*** INPUT RECORDS

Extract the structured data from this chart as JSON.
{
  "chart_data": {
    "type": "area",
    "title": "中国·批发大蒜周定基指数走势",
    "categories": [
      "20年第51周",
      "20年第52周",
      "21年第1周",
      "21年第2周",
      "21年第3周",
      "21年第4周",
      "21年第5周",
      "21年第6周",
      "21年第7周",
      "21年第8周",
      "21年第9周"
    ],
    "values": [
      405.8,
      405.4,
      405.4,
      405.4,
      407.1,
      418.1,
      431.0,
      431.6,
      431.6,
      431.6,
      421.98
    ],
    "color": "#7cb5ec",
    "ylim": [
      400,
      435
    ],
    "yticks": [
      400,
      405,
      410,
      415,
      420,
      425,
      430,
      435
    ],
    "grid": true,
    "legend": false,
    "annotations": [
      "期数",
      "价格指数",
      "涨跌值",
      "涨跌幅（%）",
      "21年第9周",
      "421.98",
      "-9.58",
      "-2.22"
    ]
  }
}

******

■ OBJECTIVE
Repeat the records above exactly.

■ ANSWER TO THE TASK
Extract the structured data from this chart as JSON.
{
  "chart_data": {
    "type": "area",
    "title": "中国·批发大蒜周定基指数走势",
    "categories": [
      "20年第51周",
      "20年第52周",
      "21年第1周",
      "21年第2周",
      "21年第3周",
      "21年第4周",
      "21年第5周",
      "21年第6周",
      "21年第7周",
      "21年第8周",
      "21年第9周"
    ],
    "values": [
      405.8,
      405.4,
      405.4,
      405.4,
      407.1,
      418.1,
      431.0,
      431.6,
      431.6,
      431.6,
      421.98
    ],
    "color": "#7cb5ec",
    "ylim": [
      400,
      435
    ],
    "yticks": [
      400,
      405,
      410,
      415,
      420,
      425,
      430,
      435
    ],
    "grid": true,
    "legend": false,
    "annotations": [
      "期数",
      "价格指数",
      "涨跌值",
      "涨跌幅（%）",
      "21年第9周",
      "421.98",
      "-9.58",
      "-2.22"
    ]
  }
}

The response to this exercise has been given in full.